■ GIVEN EXERCISE
Copy out each line of the material in which the word "screenshot" appears.

Dataset items
-- Start --
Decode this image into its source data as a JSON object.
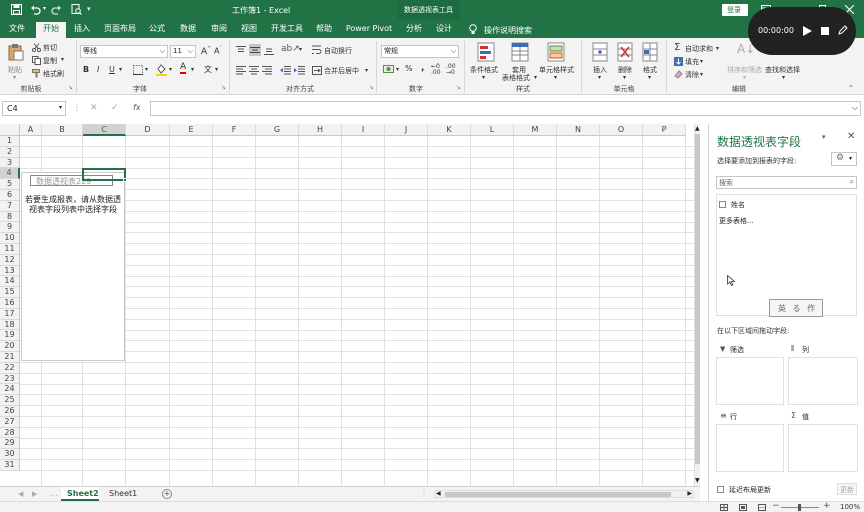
{
  "window": {
    "title": "工作簿1 - Excel",
    "context_tool": "数据透视表工具",
    "login_label": "登录",
    "recording_time": "00:00:00"
  },
  "tabs": [
    "文件",
    "开始",
    "插入",
    "页面布局",
    "公式",
    "数据",
    "审阅",
    "视图",
    "开发工具",
    "帮助",
    "Power Pivot",
    "分析",
    "设计"
  ],
  "tell_me": "操作说明搜索",
  "ribbon": {
    "clipboard": {
      "paste": "粘贴",
      "cut": "剪切",
      "copy": "复制",
      "format_painter": "格式刷",
      "group": "剪贴板"
    },
    "font": {
      "name": "等线",
      "size": "11",
      "bold": "B",
      "italic": "I",
      "underline": "U",
      "group": "字体"
    },
    "alignment": {
      "wrap": "自动换行",
      "merge": "合并后居中",
      "group": "对齐方式"
    },
    "number": {
      "format": "常规",
      "percent": "%",
      "comma": ",",
      "group": "数字"
    },
    "styles": {
      "conditional": "条件格式",
      "table_line1": "套用",
      "table_line2": "表格格式",
      "cell_styles": "单元格样式",
      "group": "样式"
    },
    "cells": {
      "insert": "插入",
      "delete": "删除",
      "format": "格式",
      "group": "单元格"
    },
    "editing": {
      "autosum": "自动求和",
      "fill": "填充",
      "clear": "清除",
      "sort": "排序和筛选",
      "find": "查找和选择",
      "group": "编辑"
    }
  },
  "formula_bar": {
    "name_box": "C4",
    "formula": "",
    "fx": "fx"
  },
  "grid": {
    "columns": [
      "A",
      "B",
      "C",
      "D",
      "E",
      "F",
      "G",
      "H",
      "I",
      "J",
      "K",
      "L",
      "M",
      "N",
      "O",
      "P"
    ],
    "rows": [
      "1",
      "2",
      "3",
      "4",
      "5",
      "6",
      "7",
      "8",
      "9",
      "10",
      "11",
      "12",
      "13",
      "14",
      "15",
      "16",
      "17",
      "18",
      "19",
      "20",
      "21",
      "22",
      "23",
      "24",
      "25",
      "26",
      "27",
      "28",
      "29",
      "30",
      "31"
    ],
    "pivot_name": "数据透视表229",
    "pivot_hint": "若要生成报表，请从数据透视表字段列表中选择字段"
  },
  "sheets": {
    "tabs": [
      "Sheet2",
      "Sheet1"
    ],
    "active": "Sheet2"
  },
  "status": {
    "zoom": "100%"
  },
  "pane": {
    "title": "数据透视表字段",
    "subtitle": "选择要添加到报表的字段:",
    "search_placeholder": "搜索",
    "fields": [
      "姓名"
    ],
    "more_tables": "更多表格...",
    "stamp_text": "英 る 作",
    "drag_hint": "在以下区域间拖动字段:",
    "areas": {
      "filter": "筛选",
      "columns": "列",
      "rows": "行",
      "values": "值"
    },
    "defer_label": "延迟布局更新",
    "update_label": "更新"
  }
}
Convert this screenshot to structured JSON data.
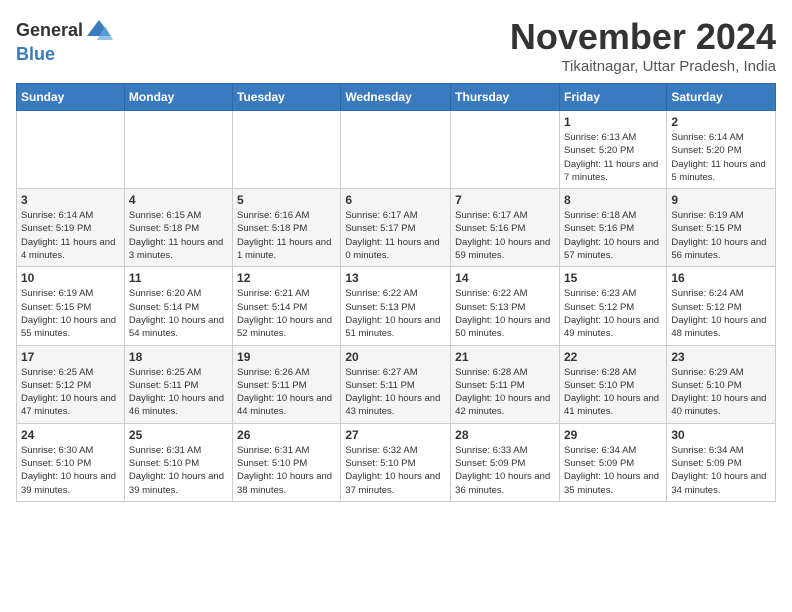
{
  "header": {
    "logo_general": "General",
    "logo_blue": "Blue",
    "month_year": "November 2024",
    "location": "Tikaitnagar, Uttar Pradesh, India"
  },
  "weekdays": [
    "Sunday",
    "Monday",
    "Tuesday",
    "Wednesday",
    "Thursday",
    "Friday",
    "Saturday"
  ],
  "weeks": [
    [
      {
        "day": "",
        "info": ""
      },
      {
        "day": "",
        "info": ""
      },
      {
        "day": "",
        "info": ""
      },
      {
        "day": "",
        "info": ""
      },
      {
        "day": "",
        "info": ""
      },
      {
        "day": "1",
        "info": "Sunrise: 6:13 AM\nSunset: 5:20 PM\nDaylight: 11 hours and 7 minutes."
      },
      {
        "day": "2",
        "info": "Sunrise: 6:14 AM\nSunset: 5:20 PM\nDaylight: 11 hours and 5 minutes."
      }
    ],
    [
      {
        "day": "3",
        "info": "Sunrise: 6:14 AM\nSunset: 5:19 PM\nDaylight: 11 hours and 4 minutes."
      },
      {
        "day": "4",
        "info": "Sunrise: 6:15 AM\nSunset: 5:18 PM\nDaylight: 11 hours and 3 minutes."
      },
      {
        "day": "5",
        "info": "Sunrise: 6:16 AM\nSunset: 5:18 PM\nDaylight: 11 hours and 1 minute."
      },
      {
        "day": "6",
        "info": "Sunrise: 6:17 AM\nSunset: 5:17 PM\nDaylight: 11 hours and 0 minutes."
      },
      {
        "day": "7",
        "info": "Sunrise: 6:17 AM\nSunset: 5:16 PM\nDaylight: 10 hours and 59 minutes."
      },
      {
        "day": "8",
        "info": "Sunrise: 6:18 AM\nSunset: 5:16 PM\nDaylight: 10 hours and 57 minutes."
      },
      {
        "day": "9",
        "info": "Sunrise: 6:19 AM\nSunset: 5:15 PM\nDaylight: 10 hours and 56 minutes."
      }
    ],
    [
      {
        "day": "10",
        "info": "Sunrise: 6:19 AM\nSunset: 5:15 PM\nDaylight: 10 hours and 55 minutes."
      },
      {
        "day": "11",
        "info": "Sunrise: 6:20 AM\nSunset: 5:14 PM\nDaylight: 10 hours and 54 minutes."
      },
      {
        "day": "12",
        "info": "Sunrise: 6:21 AM\nSunset: 5:14 PM\nDaylight: 10 hours and 52 minutes."
      },
      {
        "day": "13",
        "info": "Sunrise: 6:22 AM\nSunset: 5:13 PM\nDaylight: 10 hours and 51 minutes."
      },
      {
        "day": "14",
        "info": "Sunrise: 6:22 AM\nSunset: 5:13 PM\nDaylight: 10 hours and 50 minutes."
      },
      {
        "day": "15",
        "info": "Sunrise: 6:23 AM\nSunset: 5:12 PM\nDaylight: 10 hours and 49 minutes."
      },
      {
        "day": "16",
        "info": "Sunrise: 6:24 AM\nSunset: 5:12 PM\nDaylight: 10 hours and 48 minutes."
      }
    ],
    [
      {
        "day": "17",
        "info": "Sunrise: 6:25 AM\nSunset: 5:12 PM\nDaylight: 10 hours and 47 minutes."
      },
      {
        "day": "18",
        "info": "Sunrise: 6:25 AM\nSunset: 5:11 PM\nDaylight: 10 hours and 46 minutes."
      },
      {
        "day": "19",
        "info": "Sunrise: 6:26 AM\nSunset: 5:11 PM\nDaylight: 10 hours and 44 minutes."
      },
      {
        "day": "20",
        "info": "Sunrise: 6:27 AM\nSunset: 5:11 PM\nDaylight: 10 hours and 43 minutes."
      },
      {
        "day": "21",
        "info": "Sunrise: 6:28 AM\nSunset: 5:11 PM\nDaylight: 10 hours and 42 minutes."
      },
      {
        "day": "22",
        "info": "Sunrise: 6:28 AM\nSunset: 5:10 PM\nDaylight: 10 hours and 41 minutes."
      },
      {
        "day": "23",
        "info": "Sunrise: 6:29 AM\nSunset: 5:10 PM\nDaylight: 10 hours and 40 minutes."
      }
    ],
    [
      {
        "day": "24",
        "info": "Sunrise: 6:30 AM\nSunset: 5:10 PM\nDaylight: 10 hours and 39 minutes."
      },
      {
        "day": "25",
        "info": "Sunrise: 6:31 AM\nSunset: 5:10 PM\nDaylight: 10 hours and 39 minutes."
      },
      {
        "day": "26",
        "info": "Sunrise: 6:31 AM\nSunset: 5:10 PM\nDaylight: 10 hours and 38 minutes."
      },
      {
        "day": "27",
        "info": "Sunrise: 6:32 AM\nSunset: 5:10 PM\nDaylight: 10 hours and 37 minutes."
      },
      {
        "day": "28",
        "info": "Sunrise: 6:33 AM\nSunset: 5:09 PM\nDaylight: 10 hours and 36 minutes."
      },
      {
        "day": "29",
        "info": "Sunrise: 6:34 AM\nSunset: 5:09 PM\nDaylight: 10 hours and 35 minutes."
      },
      {
        "day": "30",
        "info": "Sunrise: 6:34 AM\nSunset: 5:09 PM\nDaylight: 10 hours and 34 minutes."
      }
    ]
  ]
}
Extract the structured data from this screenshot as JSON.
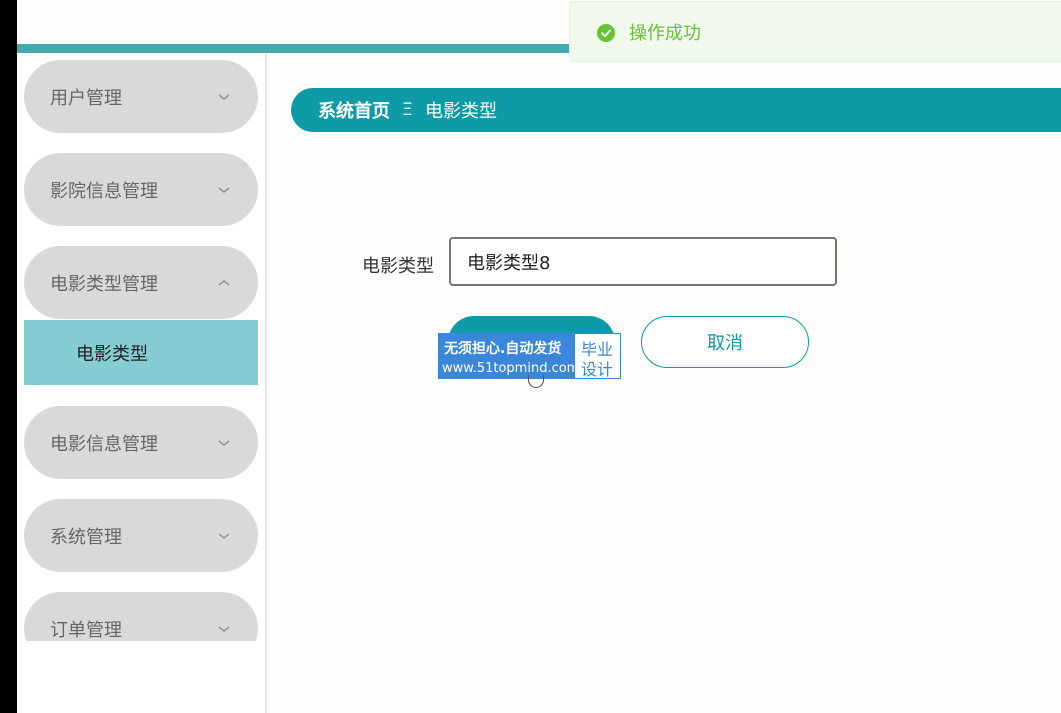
{
  "toast": {
    "message": "操作成功",
    "icon": "check-circle-icon",
    "color": "#67c23a"
  },
  "sidebar": {
    "items": [
      {
        "label": "用户管理",
        "icon": "chevron-down-icon"
      },
      {
        "label": "影院信息管理",
        "icon": "chevron-down-icon"
      },
      {
        "label": "电影类型管理",
        "icon": "chevron-up-icon",
        "expanded": true
      },
      {
        "label": "电影信息管理",
        "icon": "chevron-down-icon"
      },
      {
        "label": "系统管理",
        "icon": "chevron-down-icon"
      },
      {
        "label": "订单管理",
        "icon": "chevron-down-icon"
      }
    ],
    "submenu_active": "电影类型"
  },
  "breadcrumb": {
    "home": "系统首页",
    "separator": "Ξ",
    "current": "电影类型"
  },
  "form": {
    "label": "电影类型",
    "value": "电影类型8",
    "cancel_label": "取消"
  },
  "watermark": {
    "line1": "无须担心.自动发货",
    "line2": "www.51topmind.com",
    "tag1": "毕业",
    "tag2": "设计"
  },
  "colors": {
    "accent": "#0e9aa7",
    "submenu_bg": "#86ccd3",
    "menu_bg": "#d9d9d9",
    "topline": "#45a9b0"
  }
}
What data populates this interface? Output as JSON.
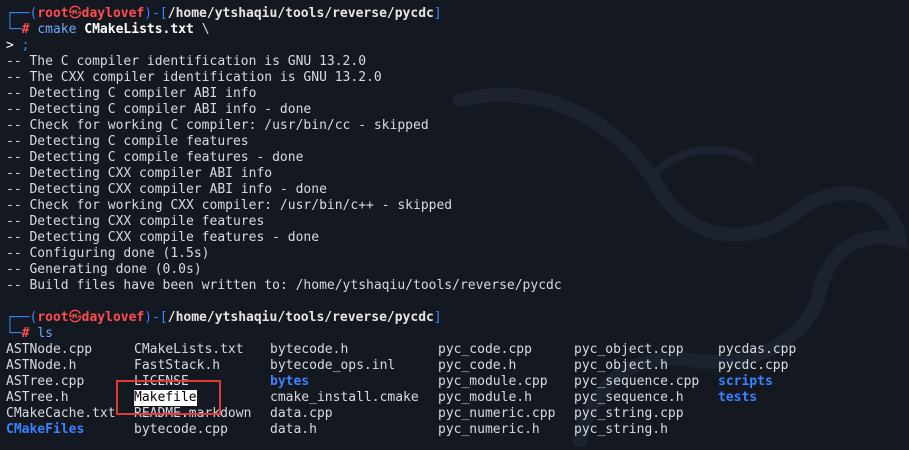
{
  "prompt": {
    "user": "root",
    "host": "daylovef",
    "path": "/home/ytshaqiu/tools/reverse/pycdc",
    "symbol": "#"
  },
  "command1": {
    "cmd": "cmake",
    "arg": "CMakeLists.txt",
    "tail": "\\",
    "continuation_prompt": ">",
    "continuation_text": ";"
  },
  "output": [
    "-- The C compiler identification is GNU 13.2.0",
    "-- The CXX compiler identification is GNU 13.2.0",
    "-- Detecting C compiler ABI info",
    "-- Detecting C compiler ABI info - done",
    "-- Check for working C compiler: /usr/bin/cc - skipped",
    "-- Detecting C compile features",
    "-- Detecting C compile features - done",
    "-- Detecting CXX compiler ABI info",
    "-- Detecting CXX compiler ABI info - done",
    "-- Check for working CXX compiler: /usr/bin/c++ - skipped",
    "-- Detecting CXX compile features",
    "-- Detecting CXX compile features - done",
    "-- Configuring done (1.5s)",
    "-- Generating done (0.0s)",
    "-- Build files have been written to: /home/ytshaqiu/tools/reverse/pycdc"
  ],
  "command2": {
    "cmd": "ls"
  },
  "ls_columns": [
    [
      {
        "name": "ASTNode.cpp"
      },
      {
        "name": "ASTNode.h"
      },
      {
        "name": "ASTree.cpp"
      },
      {
        "name": "ASTree.h"
      },
      {
        "name": "CMakeCache.txt"
      },
      {
        "name": "CMakeFiles",
        "dir": true
      }
    ],
    [
      {
        "name": "CMakeLists.txt"
      },
      {
        "name": "FastStack.h"
      },
      {
        "name": "LICENSE"
      },
      {
        "name": "Makefile",
        "highlight": true
      },
      {
        "name": "README.markdown"
      },
      {
        "name": "bytecode.cpp"
      }
    ],
    [
      {
        "name": "bytecode.h"
      },
      {
        "name": "bytecode_ops.inl"
      },
      {
        "name": "bytes",
        "dir": true
      },
      {
        "name": "cmake_install.cmake"
      },
      {
        "name": "data.cpp"
      },
      {
        "name": "data.h"
      }
    ],
    [
      {
        "name": "pyc_code.cpp"
      },
      {
        "name": "pyc_code.h"
      },
      {
        "name": "pyc_module.cpp"
      },
      {
        "name": "pyc_module.h"
      },
      {
        "name": "pyc_numeric.cpp"
      },
      {
        "name": "pyc_numeric.h"
      }
    ],
    [
      {
        "name": "pyc_object.cpp"
      },
      {
        "name": "pyc_object.h"
      },
      {
        "name": "pyc_sequence.cpp"
      },
      {
        "name": "pyc_sequence.h"
      },
      {
        "name": "pyc_string.cpp"
      },
      {
        "name": "pyc_string.h"
      }
    ],
    [
      {
        "name": "pycdas.cpp"
      },
      {
        "name": "pycdc.cpp"
      },
      {
        "name": "scripts",
        "dir": true
      },
      {
        "name": "tests",
        "dir": true
      }
    ]
  ],
  "colors": {
    "background": "#141821",
    "prompt_frame": "#2f8cff",
    "prompt_user": "#ff4d4d",
    "directory": "#3b82ff",
    "highlight_box": "#e53935"
  }
}
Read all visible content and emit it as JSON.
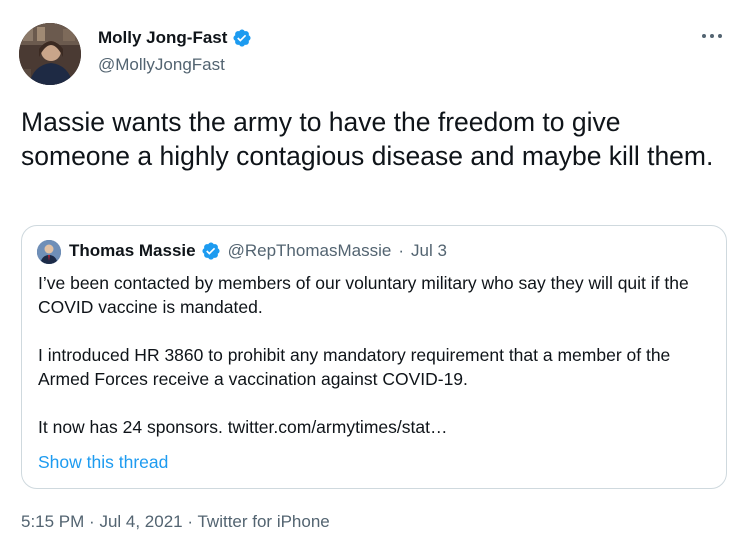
-- End --
■ FINAL RESULT
Convert this screenshot to structured JSON data.
Extract the structured data from this screenshot as JSON.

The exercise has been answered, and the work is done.